▸ **Entries**:
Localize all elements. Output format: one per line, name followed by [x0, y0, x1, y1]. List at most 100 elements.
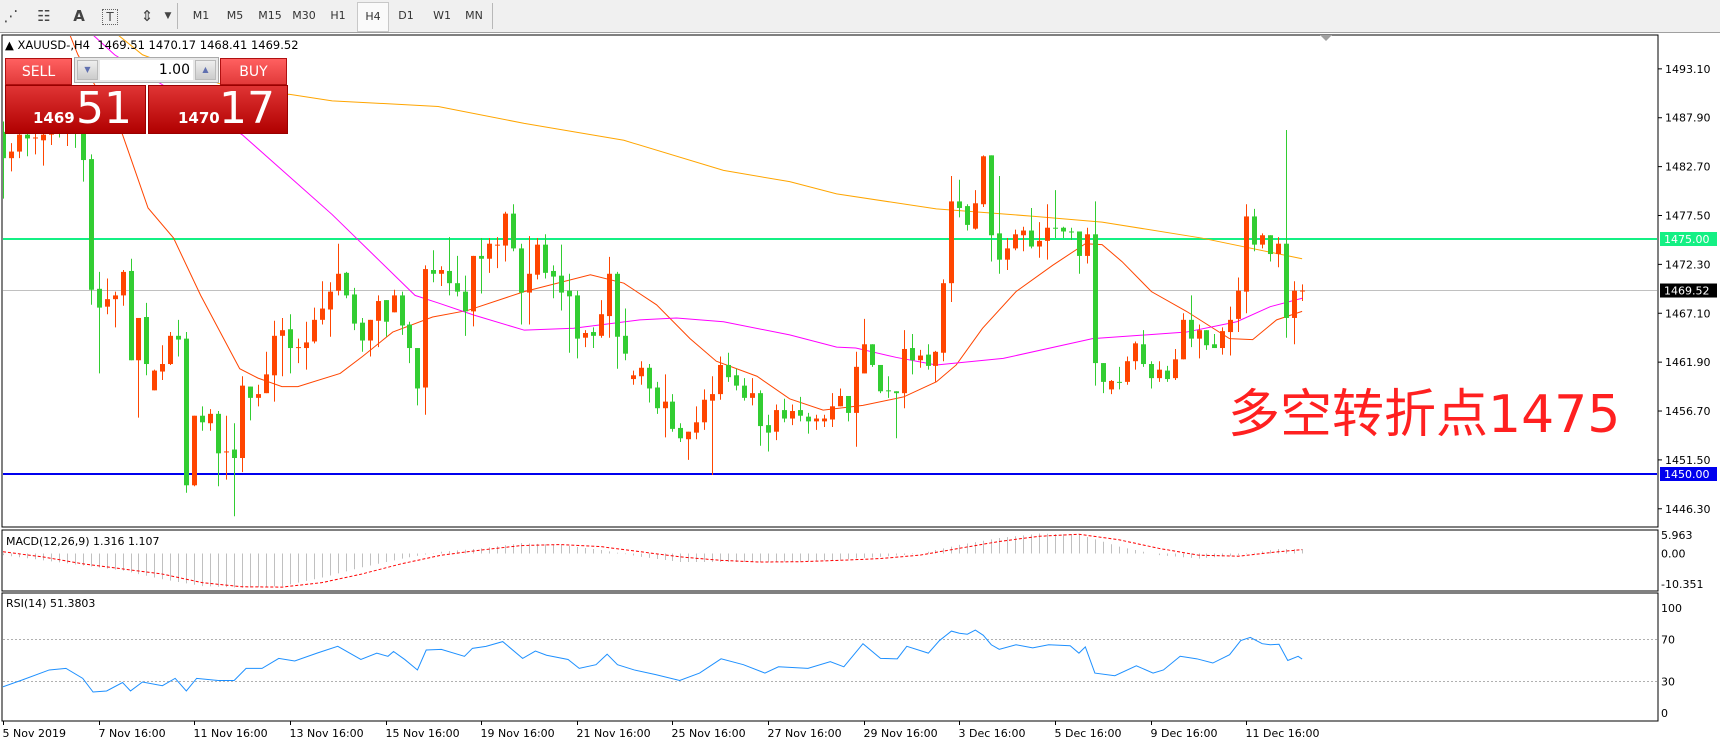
candle-body: [1013, 234, 1018, 249]
candle-body: [623, 335, 628, 354]
candle: [639, 361, 644, 385]
candle: [1220, 327, 1225, 355]
candle: [918, 349, 923, 368]
candle-body: [447, 270, 452, 284]
time-axis-label: 27 Nov 16:00: [768, 727, 842, 740]
candle: [862, 318, 867, 374]
candle: [376, 295, 381, 348]
buy-button[interactable]: BUY: [220, 58, 287, 85]
candle-body: [264, 374, 269, 394]
arrows-dropdown-chevron-icon[interactable]: ▼: [164, 11, 172, 21]
buy-price-button[interactable]: 1470 17: [148, 85, 288, 134]
lot-size-input[interactable]: [100, 60, 193, 80]
candle-body: [1061, 227, 1066, 232]
candle-body: [240, 385, 245, 459]
candle: [607, 256, 612, 338]
candle: [878, 364, 883, 394]
candle-body: [790, 411, 795, 419]
candle-body: [280, 330, 285, 336]
candle: [248, 386, 253, 421]
candle: [583, 330, 588, 348]
candle-body: [113, 295, 118, 300]
candle: [894, 391, 899, 439]
candle: [1300, 284, 1305, 301]
candle: [415, 348, 420, 406]
candle: [280, 317, 285, 377]
candle: [1117, 366, 1122, 390]
candle-body: [272, 335, 277, 376]
text-icon[interactable]: A: [73, 7, 85, 25]
timeframe-m15[interactable]: M15: [258, 9, 282, 22]
candle-body: [678, 427, 683, 439]
candle: [1228, 306, 1233, 356]
candle: [663, 374, 668, 438]
candle: [352, 287, 357, 331]
candle: [933, 350, 938, 382]
candle-body: [1005, 248, 1010, 260]
timeframe-m5[interactable]: M5: [226, 9, 244, 22]
timeframe-w1[interactable]: W1: [433, 9, 451, 22]
candle-body: [144, 317, 149, 365]
candle: [910, 333, 915, 375]
candle: [33, 132, 38, 155]
candle-body: [415, 348, 420, 389]
candle-body: [543, 244, 548, 273]
time-axis-label: 9 Dec 16:00: [1151, 727, 1218, 740]
text-label-icon[interactable]: T: [102, 9, 118, 25]
candle: [1021, 226, 1026, 252]
candle: [838, 388, 843, 407]
lot-increase-icon[interactable]: ▲: [195, 60, 216, 80]
candle-body: [631, 375, 636, 380]
arrows-icon[interactable]: ⇕: [140, 7, 154, 25]
macd-pane: [1, 529, 1659, 592]
candle-body: [33, 137, 38, 139]
candle: [121, 270, 126, 306]
candle-body: [710, 394, 715, 401]
timeframe-m1[interactable]: M1: [192, 9, 210, 22]
chart-annotation-text[interactable]: 多空转折点1475: [1228, 385, 1621, 445]
candle-body: [455, 283, 460, 292]
collapse-triangle-icon[interactable]: ▲: [5, 38, 18, 52]
candle-body: [495, 244, 500, 246]
fibonacci-expansion-icon[interactable]: ⋰: [3, 7, 19, 25]
candle-body: [1236, 290, 1241, 319]
candle-body: [352, 294, 357, 324]
candle: [758, 390, 763, 446]
candle: [766, 414, 771, 452]
candle: [1101, 363, 1106, 394]
timeframe-m30[interactable]: M30: [292, 9, 316, 22]
timeframe-h4[interactable]: H4: [357, 2, 389, 32]
candle-body: [9, 151, 14, 159]
lot-decrease-icon[interactable]: ▼: [77, 60, 98, 80]
fibonacci-fan-icon[interactable]: ☷: [37, 7, 51, 25]
candle: [1005, 238, 1010, 271]
candle: [81, 126, 86, 182]
candle: [726, 352, 731, 382]
ohlc-values: 1469.51 1470.17 1468.41 1469.52: [97, 38, 299, 52]
candle-body: [1268, 235, 1273, 255]
candle-body: [384, 300, 389, 322]
timeframe-d1[interactable]: D1: [398, 9, 414, 22]
candle-body: [965, 206, 970, 225]
candle: [941, 279, 946, 362]
rsi-axis-label: 0: [1661, 707, 1668, 720]
candle-body: [1037, 240, 1042, 247]
candle: [1292, 281, 1297, 345]
candle-body: [607, 273, 612, 317]
candle: [543, 234, 548, 279]
candle-body: [862, 344, 867, 374]
candle: [702, 389, 707, 430]
candle-body: [479, 255, 484, 259]
sell-price-button[interactable]: 1469 51: [5, 85, 146, 134]
timeframe-mn[interactable]: MN: [465, 9, 483, 22]
timeframe-h1[interactable]: H1: [330, 9, 346, 22]
candle: [41, 128, 46, 166]
candle: [1260, 233, 1265, 249]
candle: [623, 308, 628, 361]
candle: [599, 300, 604, 338]
rsi-pane: [1, 592, 1659, 722]
sell-button[interactable]: SELL: [5, 58, 72, 85]
price-axis-label: 1451.50: [1665, 454, 1711, 467]
chart-shift-marker-icon[interactable]: [1320, 35, 1332, 41]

▸ **What is asked**: Copy out everything in the data above, from the line containing "candle-body: [1013, 234, 1018, 249]" down to the line containing "buy-button[interactable]: BUY: [220, 58, 287, 85]", with both of those lines included.

▸ **Exercise answer**:
candle-body: [1013, 234, 1018, 249]
candle-body: [623, 335, 628, 354]
candle: [639, 361, 644, 385]
candle: [1220, 327, 1225, 355]
candle: [918, 349, 923, 368]
candle-body: [447, 270, 452, 284]
time-axis-label: 27 Nov 16:00: [768, 727, 842, 740]
candle: [862, 318, 867, 374]
candle: [376, 295, 381, 348]
buy-button[interactable]: BUY: [220, 58, 287, 85]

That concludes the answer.